## Text passage
[Start of Attachment]

Acute Medicine involves the immediate and early specialist management of adult patients who require urgent care for medical conditions [1]. It has been acknowledged that standardizing aspects of medical management for many conditions, such as stroke and myocardial infarction, has led to improved outcomes [2, 3]. Reforms to care delivery via the establishment of acute medical admissions units (AMAU) [46], in addition to implementation of other structural changes [7, 8] and the presence of senior consultant interventions [9], have led to improved patient outcomes. The ability to predict in-hospital mortality from parameters gathered at time of admission has offered a mechanism for focussing limited resources on higher risk patients [10].

A difficulty with utilising predictive methods and applying decision analysis at the bedside is that it generally requires computer software for the calculations, which may render the method impractical [11]. Alternatively, mortality risk predictions, incorporating the contribution of physiological or biochemical parameter combinations, may be calculated using a simple graphic calculation tool called a nomogram [12]. Such tools have been used to predict in-hospital mortality from acute poisoning in adults in the emergency department [13], for risk stratification in Acute Coronary syndrome [14, 15] and risk evaluation for Intensive Care patients [12]. Nomograms can embody predictions derived from regression modelling; subsequent to their design, the nomogram can be printed and employed as an educational tool or for assisting personalized clinical decisions without any requirement for a bedside computer [11]. In this work we present a nomogram for predicting 30-day in-hospital mortality for all medical admission patients admitted via the emergency department of our centre. The nomogram is based on data that would be immediately available at the time of emergency medical admission with this model and then compared with a full model which includes all predictors available retrospectively.

2. Methods

2.1. Background

St James’s Hospital, Dublin, serves as a secondary care centre for emergency admissions in a catchment area with a population of 270,000 adults. All emergency medical admissions were admitted from the ED to an Acute Medical Admission Unit, the operation and outcome of which have been described elsewhere [5, 16].

2.2. Data Collection

An anonymous patient database was employed, collating core information of clinical episodes from the Patient Administration System (PAS), the national hospital in-patient enquiry (HIPE) scheme, the patient electronic record, the emergency room, and laboratory systems. HIPE is a national database of coded discharge summaries from acute public hospitals in Ireland [17, 18]. International Classification of Diseases, Ninth Revision, Clinical Modification (ICD-9-CM), has been used for both diagnosis and procedure coding from 1990 to 2005 with ICD-10-CM used since then. Data included parameters such as the unique hospital number, admitting consultant, date of birth, gender, area of residence, principal and up to nine additional secondary diagnoses, principal and up to nine additional secondary procedures, and admission and discharge dates. Additional information cross-linked and automatically uploaded to the database includes physiological, haematological, and biochemical parameters.

[End of Attachment]

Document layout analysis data
[Start of Attachment]

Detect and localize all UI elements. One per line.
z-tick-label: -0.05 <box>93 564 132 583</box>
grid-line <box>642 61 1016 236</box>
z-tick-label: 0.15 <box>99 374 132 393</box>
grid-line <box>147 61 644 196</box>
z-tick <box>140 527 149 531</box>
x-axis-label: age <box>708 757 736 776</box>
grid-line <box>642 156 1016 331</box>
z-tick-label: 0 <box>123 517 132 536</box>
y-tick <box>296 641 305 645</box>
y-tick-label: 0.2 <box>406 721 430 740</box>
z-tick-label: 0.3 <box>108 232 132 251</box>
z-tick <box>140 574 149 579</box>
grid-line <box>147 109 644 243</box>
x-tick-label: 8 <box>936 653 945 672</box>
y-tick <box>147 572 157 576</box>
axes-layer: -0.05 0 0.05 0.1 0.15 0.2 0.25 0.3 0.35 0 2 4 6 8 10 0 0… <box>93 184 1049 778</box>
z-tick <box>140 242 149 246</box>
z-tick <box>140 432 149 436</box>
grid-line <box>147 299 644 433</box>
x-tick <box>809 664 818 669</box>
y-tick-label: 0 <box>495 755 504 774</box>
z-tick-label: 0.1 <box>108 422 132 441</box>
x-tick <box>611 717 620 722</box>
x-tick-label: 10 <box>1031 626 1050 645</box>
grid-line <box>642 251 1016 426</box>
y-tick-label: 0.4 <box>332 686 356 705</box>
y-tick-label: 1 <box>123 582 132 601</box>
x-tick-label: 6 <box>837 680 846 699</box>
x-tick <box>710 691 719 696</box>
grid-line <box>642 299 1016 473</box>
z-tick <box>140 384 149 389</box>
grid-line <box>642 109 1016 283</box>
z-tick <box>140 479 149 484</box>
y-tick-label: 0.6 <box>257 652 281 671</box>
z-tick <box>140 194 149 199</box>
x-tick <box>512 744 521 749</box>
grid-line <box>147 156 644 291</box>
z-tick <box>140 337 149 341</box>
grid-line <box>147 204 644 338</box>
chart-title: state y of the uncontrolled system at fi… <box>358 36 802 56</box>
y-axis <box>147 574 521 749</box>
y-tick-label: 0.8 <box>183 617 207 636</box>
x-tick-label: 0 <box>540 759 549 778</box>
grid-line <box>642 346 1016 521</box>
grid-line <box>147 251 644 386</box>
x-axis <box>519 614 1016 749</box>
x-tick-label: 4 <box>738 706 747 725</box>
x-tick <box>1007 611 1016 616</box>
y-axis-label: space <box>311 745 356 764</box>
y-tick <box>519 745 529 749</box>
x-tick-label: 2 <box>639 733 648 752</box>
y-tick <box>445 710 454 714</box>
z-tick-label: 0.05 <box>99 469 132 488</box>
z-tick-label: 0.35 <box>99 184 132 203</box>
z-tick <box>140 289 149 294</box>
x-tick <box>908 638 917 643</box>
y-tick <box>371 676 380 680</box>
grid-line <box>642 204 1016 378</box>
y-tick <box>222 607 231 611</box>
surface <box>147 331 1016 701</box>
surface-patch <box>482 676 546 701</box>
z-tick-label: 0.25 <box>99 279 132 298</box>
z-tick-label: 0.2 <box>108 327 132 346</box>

[End of Attachment]

## Exercise objective
According to the nomogram text, what is the adult population of the catchment area that St James's Hospital, Dublin, serves?

## Your solution
270,000 adults.